> _Exercise description_
Make an exact copy of each entry, leaving out every picture.

> _Exercise material_
## START

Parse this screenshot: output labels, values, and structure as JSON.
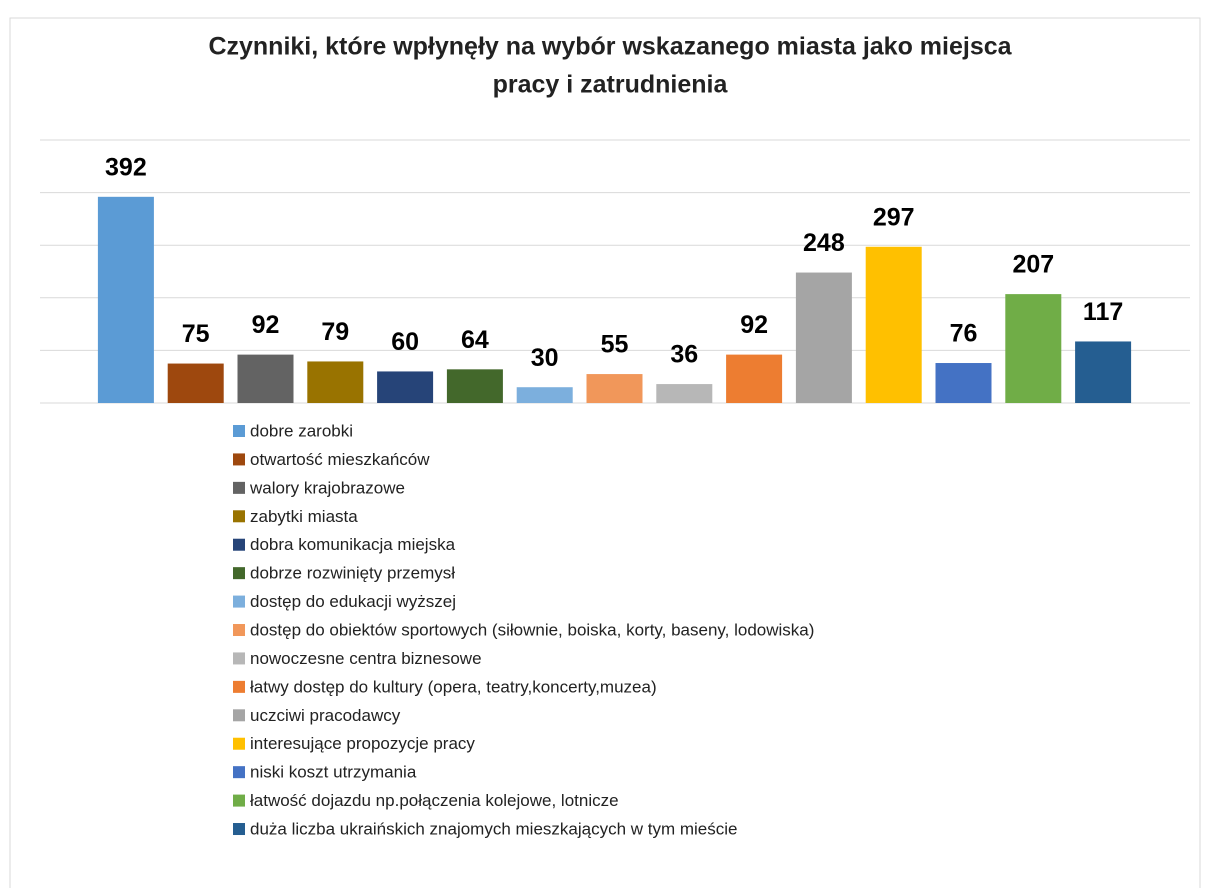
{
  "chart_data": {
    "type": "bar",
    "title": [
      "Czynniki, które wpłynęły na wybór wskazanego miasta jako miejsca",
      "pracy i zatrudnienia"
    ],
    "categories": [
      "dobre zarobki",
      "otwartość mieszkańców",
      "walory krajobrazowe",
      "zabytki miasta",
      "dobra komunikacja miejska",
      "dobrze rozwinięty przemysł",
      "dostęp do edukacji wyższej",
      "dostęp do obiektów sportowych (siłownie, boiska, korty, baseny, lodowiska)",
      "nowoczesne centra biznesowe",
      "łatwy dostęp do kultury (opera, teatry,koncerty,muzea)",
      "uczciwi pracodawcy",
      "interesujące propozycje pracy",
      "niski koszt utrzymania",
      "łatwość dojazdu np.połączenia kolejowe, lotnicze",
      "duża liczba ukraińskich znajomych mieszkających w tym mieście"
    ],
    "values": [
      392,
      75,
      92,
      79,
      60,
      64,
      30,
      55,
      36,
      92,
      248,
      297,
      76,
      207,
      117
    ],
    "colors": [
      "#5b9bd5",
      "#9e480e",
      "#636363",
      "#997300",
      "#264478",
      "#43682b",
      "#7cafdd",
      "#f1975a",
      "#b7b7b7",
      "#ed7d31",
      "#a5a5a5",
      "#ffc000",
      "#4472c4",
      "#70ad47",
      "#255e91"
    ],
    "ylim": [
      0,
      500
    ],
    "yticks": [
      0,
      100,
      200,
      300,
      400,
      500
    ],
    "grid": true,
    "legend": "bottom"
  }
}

## END

> _The result_
Parse this screenshot: output labels, values, and structure as JSON.
{
  "chart_data": {
    "type": "bar",
    "title": [
      "Czynniki, które wpłynęły na wybór wskazanego miasta jako miejsca",
      "pracy i zatrudnienia"
    ],
    "categories": [
      "dobre zarobki",
      "otwartość mieszkańców",
      "walory krajobrazowe",
      "zabytki miasta",
      "dobra komunikacja miejska",
      "dobrze rozwinięty przemysł",
      "dostęp do edukacji wyższej",
      "dostęp do obiektów sportowych (siłownie, boiska, korty, baseny, lodowiska)",
      "nowoczesne centra biznesowe",
      "łatwy dostęp do kultury (opera, teatry,koncerty,muzea)",
      "uczciwi pracodawcy",
      "interesujące propozycje pracy",
      "niski koszt utrzymania",
      "łatwość dojazdu np.połączenia kolejowe, lotnicze",
      "duża liczba ukraińskich znajomych mieszkających w tym mieście"
    ],
    "values": [
      392,
      75,
      92,
      79,
      60,
      64,
      30,
      55,
      36,
      92,
      248,
      297,
      76,
      207,
      117
    ],
    "colors": [
      "#5b9bd5",
      "#9e480e",
      "#636363",
      "#997300",
      "#264478",
      "#43682b",
      "#7cafdd",
      "#f1975a",
      "#b7b7b7",
      "#ed7d31",
      "#a5a5a5",
      "#ffc000",
      "#4472c4",
      "#70ad47",
      "#255e91"
    ],
    "ylim": [
      0,
      500
    ],
    "yticks": [
      0,
      100,
      200,
      300,
      400,
      500
    ],
    "grid": true,
    "legend": "bottom"
  }
}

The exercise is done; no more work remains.